EXERCISE OBJECTIVE: Retype the records that come next, word for word.

Begin

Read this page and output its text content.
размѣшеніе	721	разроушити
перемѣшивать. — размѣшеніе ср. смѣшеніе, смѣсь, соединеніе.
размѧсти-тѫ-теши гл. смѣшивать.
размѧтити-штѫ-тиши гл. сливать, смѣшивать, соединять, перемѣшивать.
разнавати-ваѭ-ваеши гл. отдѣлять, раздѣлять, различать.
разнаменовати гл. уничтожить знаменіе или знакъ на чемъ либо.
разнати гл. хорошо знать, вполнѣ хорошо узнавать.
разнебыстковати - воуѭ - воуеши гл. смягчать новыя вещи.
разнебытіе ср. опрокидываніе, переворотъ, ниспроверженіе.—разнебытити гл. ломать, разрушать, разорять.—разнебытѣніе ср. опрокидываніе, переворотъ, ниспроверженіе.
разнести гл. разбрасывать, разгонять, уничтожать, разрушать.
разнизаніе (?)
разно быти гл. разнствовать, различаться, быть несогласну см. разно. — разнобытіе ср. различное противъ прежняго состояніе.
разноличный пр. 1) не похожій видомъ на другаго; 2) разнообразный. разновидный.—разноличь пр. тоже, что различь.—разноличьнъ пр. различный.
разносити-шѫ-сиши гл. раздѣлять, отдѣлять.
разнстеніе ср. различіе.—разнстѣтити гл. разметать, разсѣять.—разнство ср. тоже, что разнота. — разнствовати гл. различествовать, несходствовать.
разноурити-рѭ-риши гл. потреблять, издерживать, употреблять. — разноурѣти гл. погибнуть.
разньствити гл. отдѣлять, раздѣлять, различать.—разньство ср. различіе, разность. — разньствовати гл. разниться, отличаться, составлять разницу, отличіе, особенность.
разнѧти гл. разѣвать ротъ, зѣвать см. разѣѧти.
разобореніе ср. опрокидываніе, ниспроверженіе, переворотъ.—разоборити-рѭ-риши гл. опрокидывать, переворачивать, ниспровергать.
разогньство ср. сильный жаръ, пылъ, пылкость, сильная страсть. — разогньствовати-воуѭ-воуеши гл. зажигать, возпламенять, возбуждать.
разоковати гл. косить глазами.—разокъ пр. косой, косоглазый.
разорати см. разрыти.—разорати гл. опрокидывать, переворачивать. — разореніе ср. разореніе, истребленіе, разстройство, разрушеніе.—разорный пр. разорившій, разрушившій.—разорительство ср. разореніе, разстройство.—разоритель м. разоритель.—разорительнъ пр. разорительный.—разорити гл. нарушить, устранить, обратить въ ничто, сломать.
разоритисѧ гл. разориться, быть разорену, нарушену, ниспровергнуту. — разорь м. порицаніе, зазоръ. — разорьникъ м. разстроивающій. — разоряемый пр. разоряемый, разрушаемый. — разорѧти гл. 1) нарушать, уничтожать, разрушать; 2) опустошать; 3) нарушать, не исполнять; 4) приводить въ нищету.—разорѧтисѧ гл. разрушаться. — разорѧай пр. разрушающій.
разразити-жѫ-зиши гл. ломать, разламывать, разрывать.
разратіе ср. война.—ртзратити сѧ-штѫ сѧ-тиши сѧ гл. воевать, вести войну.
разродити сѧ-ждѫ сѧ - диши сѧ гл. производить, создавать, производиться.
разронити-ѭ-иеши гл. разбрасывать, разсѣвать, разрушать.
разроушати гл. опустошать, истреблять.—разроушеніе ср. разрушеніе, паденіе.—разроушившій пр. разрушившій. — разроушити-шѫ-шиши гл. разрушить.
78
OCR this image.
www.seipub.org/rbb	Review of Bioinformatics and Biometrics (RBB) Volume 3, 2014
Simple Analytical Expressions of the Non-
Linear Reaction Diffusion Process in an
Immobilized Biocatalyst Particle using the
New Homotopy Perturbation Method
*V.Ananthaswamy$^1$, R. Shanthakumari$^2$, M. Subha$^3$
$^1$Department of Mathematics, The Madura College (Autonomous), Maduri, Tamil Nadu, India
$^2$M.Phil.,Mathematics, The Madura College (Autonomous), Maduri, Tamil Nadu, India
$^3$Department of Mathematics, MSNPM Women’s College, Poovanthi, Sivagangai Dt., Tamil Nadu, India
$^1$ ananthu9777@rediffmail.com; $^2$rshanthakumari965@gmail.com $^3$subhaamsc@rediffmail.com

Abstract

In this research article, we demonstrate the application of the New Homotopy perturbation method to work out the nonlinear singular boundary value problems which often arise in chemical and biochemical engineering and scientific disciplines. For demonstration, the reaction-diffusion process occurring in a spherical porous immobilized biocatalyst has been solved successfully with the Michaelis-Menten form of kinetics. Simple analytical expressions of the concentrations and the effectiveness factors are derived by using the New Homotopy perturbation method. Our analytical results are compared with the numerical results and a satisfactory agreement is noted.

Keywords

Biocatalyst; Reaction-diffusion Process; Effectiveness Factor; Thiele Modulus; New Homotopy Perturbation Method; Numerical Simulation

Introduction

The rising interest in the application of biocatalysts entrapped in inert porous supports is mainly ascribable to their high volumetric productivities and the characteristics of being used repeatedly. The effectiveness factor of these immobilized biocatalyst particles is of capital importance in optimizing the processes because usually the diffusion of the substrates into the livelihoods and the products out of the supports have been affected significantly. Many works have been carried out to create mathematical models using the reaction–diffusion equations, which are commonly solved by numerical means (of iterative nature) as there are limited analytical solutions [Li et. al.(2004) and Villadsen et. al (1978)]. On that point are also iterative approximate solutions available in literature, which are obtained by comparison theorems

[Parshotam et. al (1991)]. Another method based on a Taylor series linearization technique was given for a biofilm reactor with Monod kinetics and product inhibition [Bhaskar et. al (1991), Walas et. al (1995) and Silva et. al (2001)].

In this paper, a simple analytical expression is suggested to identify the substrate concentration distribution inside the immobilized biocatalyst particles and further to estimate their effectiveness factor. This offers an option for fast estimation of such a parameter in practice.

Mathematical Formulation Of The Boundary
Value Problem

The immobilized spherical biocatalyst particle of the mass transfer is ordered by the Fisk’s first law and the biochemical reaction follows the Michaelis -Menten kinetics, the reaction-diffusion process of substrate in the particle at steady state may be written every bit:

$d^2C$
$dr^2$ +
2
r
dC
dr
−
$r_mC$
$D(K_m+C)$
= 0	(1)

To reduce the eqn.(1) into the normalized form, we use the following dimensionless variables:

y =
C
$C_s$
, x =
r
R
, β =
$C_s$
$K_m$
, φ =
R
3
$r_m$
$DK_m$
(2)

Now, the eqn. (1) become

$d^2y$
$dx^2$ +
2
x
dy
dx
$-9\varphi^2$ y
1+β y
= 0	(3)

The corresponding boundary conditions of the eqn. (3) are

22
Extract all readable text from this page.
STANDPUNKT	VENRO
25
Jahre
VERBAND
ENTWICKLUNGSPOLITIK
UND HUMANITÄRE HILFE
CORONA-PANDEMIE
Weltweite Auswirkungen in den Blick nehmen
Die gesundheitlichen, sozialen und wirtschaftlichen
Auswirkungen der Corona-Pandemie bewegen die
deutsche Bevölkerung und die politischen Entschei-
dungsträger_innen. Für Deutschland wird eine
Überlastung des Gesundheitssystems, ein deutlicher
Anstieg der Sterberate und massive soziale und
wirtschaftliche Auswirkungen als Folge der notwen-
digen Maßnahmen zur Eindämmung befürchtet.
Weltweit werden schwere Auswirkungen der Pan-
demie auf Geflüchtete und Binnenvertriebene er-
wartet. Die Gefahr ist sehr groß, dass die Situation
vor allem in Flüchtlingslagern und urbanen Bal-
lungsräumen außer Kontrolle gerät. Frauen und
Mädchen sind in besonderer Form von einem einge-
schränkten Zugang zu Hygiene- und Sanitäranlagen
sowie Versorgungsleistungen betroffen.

End

TASK SOLUTION:
Read this page and output its text content.
размѣшеніе	721	разроушити
перемѣшивать. — размѣшеніе ср. смѣшеніе, смѣсь, соединеніе.
размѧсти-тѫ-теши гл. смѣшивать.
размѧтити-штѫ-тиши гл. сливать, смѣшивать, соединять, перемѣшивать.
разнавати-ваѭ-ваеши гл. отдѣлять, раздѣлять, различать.
разнаменовати гл. уничтожить знаменіе или знакъ на чемъ либо.
разнати гл. хорошо знать, вполнѣ хорошо узнавать.
разнебыстковати - воуѭ - воуеши гл. смягчать новыя вещи.
разнебытіе ср. опрокидываніе, переворотъ, ниспроверженіе.—разнебытити гл. ломать, разрушать, разорять.—разнебытѣніе ср. опрокидываніе, переворотъ, ниспроверженіе.
разнести гл. разбрасывать, разгонять, уничтожать, разрушать.
разнизаніе (?)
разно быти гл. разнствовать, различаться, быть несогласну см. разно. — разнобытіе ср. различное противъ прежняго состояніе.
разноличный пр. 1) не похожій видомъ на другаго; 2) разнообразный. разновидный.—разноличь пр. тоже, что различь.—разноличьнъ пр. различный.
разносити-шѫ-сиши гл. раздѣлять, отдѣлять.
разнстеніе ср. различіе.—разнстѣтити гл. разметать, разсѣять.—разнство ср. тоже, что разнота. — разнствовати гл. различествовать, несходствовать.
разноурити-рѭ-риши гл. потреблять, издерживать, употреблять. — разноурѣти гл. погибнуть.
разньствити гл. отдѣлять, раздѣлять, различать.—разньство ср. различіе, разность. — разньствовати гл. разниться, отличаться, составлять разницу, отличіе, особенность.
разнѧти гл. разѣвать ротъ, зѣвать см. разѣѧти.
разобореніе ср. опрокидываніе, ниспроверженіе, переворотъ.—разоборити-рѭ-риши гл. опрокидывать, переворачивать, ниспровергать.
разогньство ср. сильный жаръ, пылъ, пылкость, сильная страсть. — разогньствовати-воуѭ-воуеши гл. зажигать, возпламенять, возбуждать.
разоковати гл. косить глазами.—разокъ пр. косой, косоглазый.
разорати см. разрыти.—разорати гл. опрокидывать, переворачивать. — разореніе ср. разореніе, истребленіе, разстройство, разрушеніе.—разорный пр. разорившій, разрушившій.—разорительство ср. разореніе, разстройство.—разоритель м. разоритель.—разорительнъ пр. разорительный.—разорити гл. нарушить, устранить, обратить въ ничто, сломать.
разоритисѧ гл. разориться, быть разорену, нарушену, ниспровергнуту. — разорь м. порицаніе, зазоръ. — разорьникъ м. разстроивающій. — разоряемый пр. разоряемый, разрушаемый. — разорѧти гл. 1) нарушать, уничтожать, разрушать; 2) опустошать; 3) нарушать, не исполнять; 4) приводить въ нищету.—разорѧтисѧ гл. разрушаться. — разорѧай пр. разрушающій.
разразити-жѫ-зиши гл. ломать, разламывать, разрывать.
разратіе ср. война.—ртзратити сѧ-штѫ сѧ-тиши сѧ гл. воевать, вести войну.
разродити сѧ-ждѫ сѧ - диши сѧ гл. производить, создавать, производиться.
разронити-ѭ-иеши гл. разбрасывать, разсѣвать, разрушать.
разроушати гл. опустошать, истреблять.—разроушеніе ср. разрушеніе, паденіе.—разроушившій пр. разрушившій. — разроушити-шѫ-шиши гл. разрушить.
78
OCR this image.
www.seipub.org/rbb	Review of Bioinformatics and Biometrics (RBB) Volume 3, 2014
Simple Analytical Expressions of the Non-
Linear Reaction Diffusion Process in an
Immobilized Biocatalyst Particle using the
New Homotopy Perturbation Method
*V.Ananthaswamy$^1$, R. Shanthakumari$^2$, M. Subha$^3$
$^1$Department of Mathematics, The Madura College (Autonomous), Maduri, Tamil Nadu, India
$^2$M.Phil.,Mathematics, The Madura College (Autonomous), Maduri, Tamil Nadu, India
$^3$Department of Mathematics, MSNPM Women’s College, Poovanthi, Sivagangai Dt., Tamil Nadu, India
$^1$ ananthu9777@rediffmail.com; $^2$rshanthakumari965@gmail.com $^3$subhaamsc@rediffmail.com

Abstract

In this research article, we demonstrate the application of the New Homotopy perturbation method to work out the nonlinear singular boundary value problems which often arise in chemical and biochemical engineering and scientific disciplines. For demonstration, the reaction-diffusion process occurring in a spherical porous immobilized biocatalyst has been solved successfully with the Michaelis-Menten form of kinetics. Simple analytical expressions of the concentrations and the effectiveness factors are derived by using the New Homotopy perturbation method. Our analytical results are compared with the numerical results and a satisfactory agreement is noted.

Keywords

Biocatalyst; Reaction-diffusion Process; Effectiveness Factor; Thiele Modulus; New Homotopy Perturbation Method; Numerical Simulation

Introduction

The rising interest in the application of biocatalysts entrapped in inert porous supports is mainly ascribable to their high volumetric productivities and the characteristics of being used repeatedly. The effectiveness factor of these immobilized biocatalyst particles is of capital importance in optimizing the processes because usually the diffusion of the substrates into the livelihoods and the products out of the supports have been affected significantly. Many works have been carried out to create mathematical models using the reaction–diffusion equations, which are commonly solved by numerical means (of iterative nature) as there are limited analytical solutions [Li et. al.(2004) and Villadsen et. al (1978)]. On that point are also iterative approximate solutions available in literature, which are obtained by comparison theorems

[Parshotam et. al (1991)]. Another method based on a Taylor series linearization technique was given for a biofilm reactor with Monod kinetics and product inhibition [Bhaskar et. al (1991), Walas et. al (1995) and Silva et. al (2001)].

In this paper, a simple analytical expression is suggested to identify the substrate concentration distribution inside the immobilized biocatalyst particles and further to estimate their effectiveness factor. This offers an option for fast estimation of such a parameter in practice.

Mathematical Formulation Of The Boundary
Value Problem

The immobilized spherical biocatalyst particle of the mass transfer is ordered by the Fisk’s first law and the biochemical reaction follows the Michaelis -Menten kinetics, the reaction-diffusion process of substrate in the particle at steady state may be written every bit:

$d^2C$
$dr^2$ +
2
r
dC
dr
−
$r_mC$
$D(K_m+C)$
= 0	(1)

To reduce the eqn.(1) into the normalized form, we use the following dimensionless variables:

y =
C
$C_s$
, x =
r
R
, β =
$C_s$
$K_m$
, φ =
R
3
$r_m$
$DK_m$
(2)

Now, the eqn. (1) become

$d^2y$
$dx^2$ +
2
x
dy
dx
$-9\varphi^2$ y
1+β y
= 0	(3)

The corresponding boundary conditions of the eqn. (3) are

22
Extract all readable text from this page.
STANDPUNKT	VENRO
25
Jahre
VERBAND
ENTWICKLUNGSPOLITIK
UND HUMANITÄRE HILFE
CORONA-PANDEMIE
Weltweite Auswirkungen in den Blick nehmen
Die gesundheitlichen, sozialen und wirtschaftlichen
Auswirkungen der Corona-Pandemie bewegen die
deutsche Bevölkerung und die politischen Entschei-
dungsträger_innen. Für Deutschland wird eine
Überlastung des Gesundheitssystems, ein deutlicher
Anstieg der Sterberate und massive soziale und
wirtschaftliche Auswirkungen als Folge der notwen-
digen Maßnahmen zur Eindämmung befürchtet.
Weltweit werden schwere Auswirkungen der Pan-
demie auf Geflüchtete und Binnenvertriebene er-
wartet. Die Gefahr ist sehr groß, dass die Situation
vor allem in Flüchtlingslagern und urbanen Bal-
lungsräumen außer Kontrolle gerät. Frauen und
Mädchen sind in besonderer Form von einem einge-
schränkten Zugang zu Hygiene- und Sanitäranlagen
sowie Versorgungsleistungen betroffen.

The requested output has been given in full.